Restate the records that follow word for word; no pictures should appear.

**** Working data ****

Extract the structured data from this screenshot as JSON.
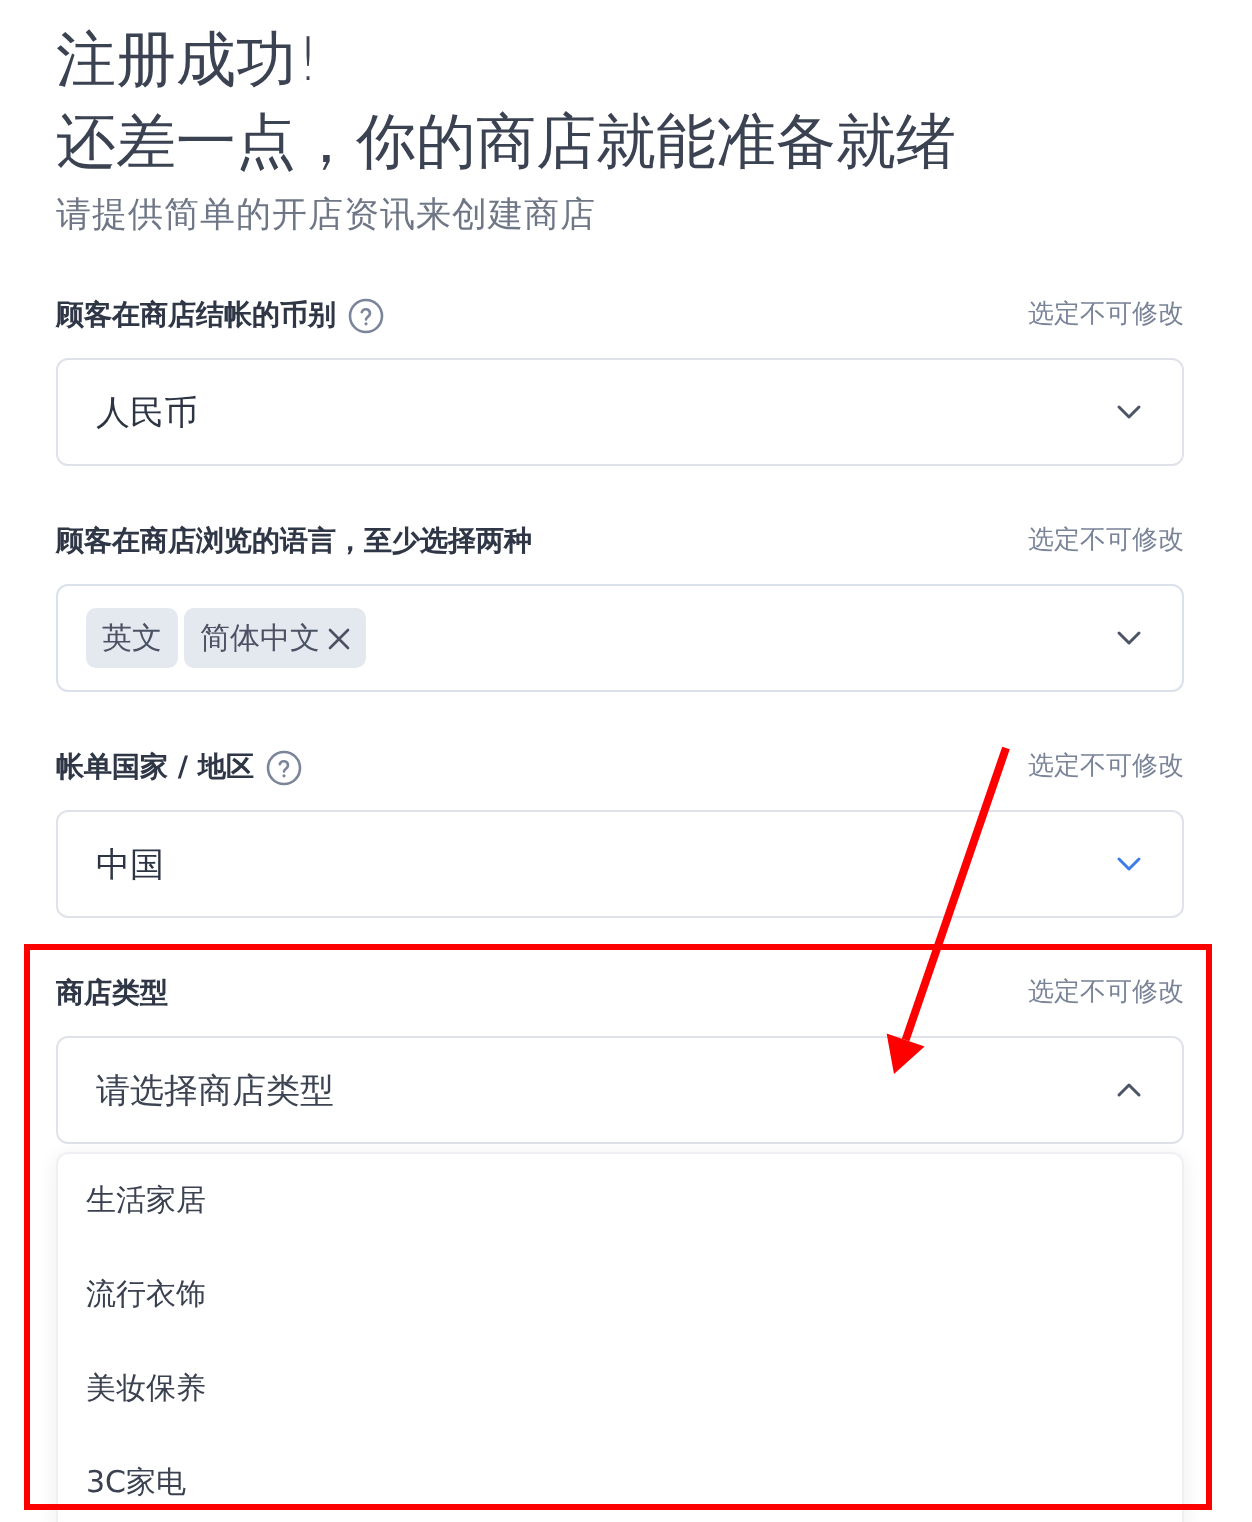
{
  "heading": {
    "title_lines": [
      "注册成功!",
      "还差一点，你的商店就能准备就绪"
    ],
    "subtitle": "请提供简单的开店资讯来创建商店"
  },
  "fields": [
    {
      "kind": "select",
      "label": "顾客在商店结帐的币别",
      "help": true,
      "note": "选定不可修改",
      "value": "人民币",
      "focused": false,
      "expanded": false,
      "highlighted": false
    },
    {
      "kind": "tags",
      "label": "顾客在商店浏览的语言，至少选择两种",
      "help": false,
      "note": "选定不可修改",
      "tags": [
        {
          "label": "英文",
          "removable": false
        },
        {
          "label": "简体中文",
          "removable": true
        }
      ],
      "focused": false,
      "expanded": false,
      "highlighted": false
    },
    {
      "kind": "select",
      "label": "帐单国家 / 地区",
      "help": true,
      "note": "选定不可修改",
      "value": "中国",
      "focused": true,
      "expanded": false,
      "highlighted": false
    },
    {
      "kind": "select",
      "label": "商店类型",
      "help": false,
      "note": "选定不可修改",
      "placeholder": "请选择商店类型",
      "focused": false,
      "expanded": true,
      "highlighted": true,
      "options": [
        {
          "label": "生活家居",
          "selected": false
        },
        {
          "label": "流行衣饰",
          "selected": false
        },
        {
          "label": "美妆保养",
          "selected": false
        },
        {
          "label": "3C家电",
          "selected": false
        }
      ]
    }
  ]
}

****

Response to the exercise:
Extract the structured data from this screenshot as JSON.
{
  "heading": {
    "title_lines": [
      "注册成功!",
      "还差一点，你的商店就能准备就绪"
    ],
    "subtitle": "请提供简单的开店资讯来创建商店"
  },
  "fields": [
    {
      "kind": "select",
      "label": "顾客在商店结帐的币别",
      "help": true,
      "note": "选定不可修改",
      "value": "人民币",
      "focused": false,
      "expanded": false,
      "highlighted": false
    },
    {
      "kind": "tags",
      "label": "顾客在商店浏览的语言，至少选择两种",
      "help": false,
      "note": "选定不可修改",
      "tags": [
        {
          "label": "英文",
          "removable": false
        },
        {
          "label": "简体中文",
          "removable": true
        }
      ],
      "focused": false,
      "expanded": false,
      "highlighted": false
    },
    {
      "kind": "select",
      "label": "帐单国家 / 地区",
      "help": true,
      "note": "选定不可修改",
      "value": "中国",
      "focused": true,
      "expanded": false,
      "highlighted": false
    },
    {
      "kind": "select",
      "label": "商店类型",
      "help": false,
      "note": "选定不可修改",
      "placeholder": "请选择商店类型",
      "focused": false,
      "expanded": true,
      "highlighted": true,
      "options": [
        {
          "label": "生活家居",
          "selected": false
        },
        {
          "label": "流行衣饰",
          "selected": false
        },
        {
          "label": "美妆保养",
          "selected": false
        },
        {
          "label": "3C家电",
          "selected": false
        }
      ]
    }
  ]
}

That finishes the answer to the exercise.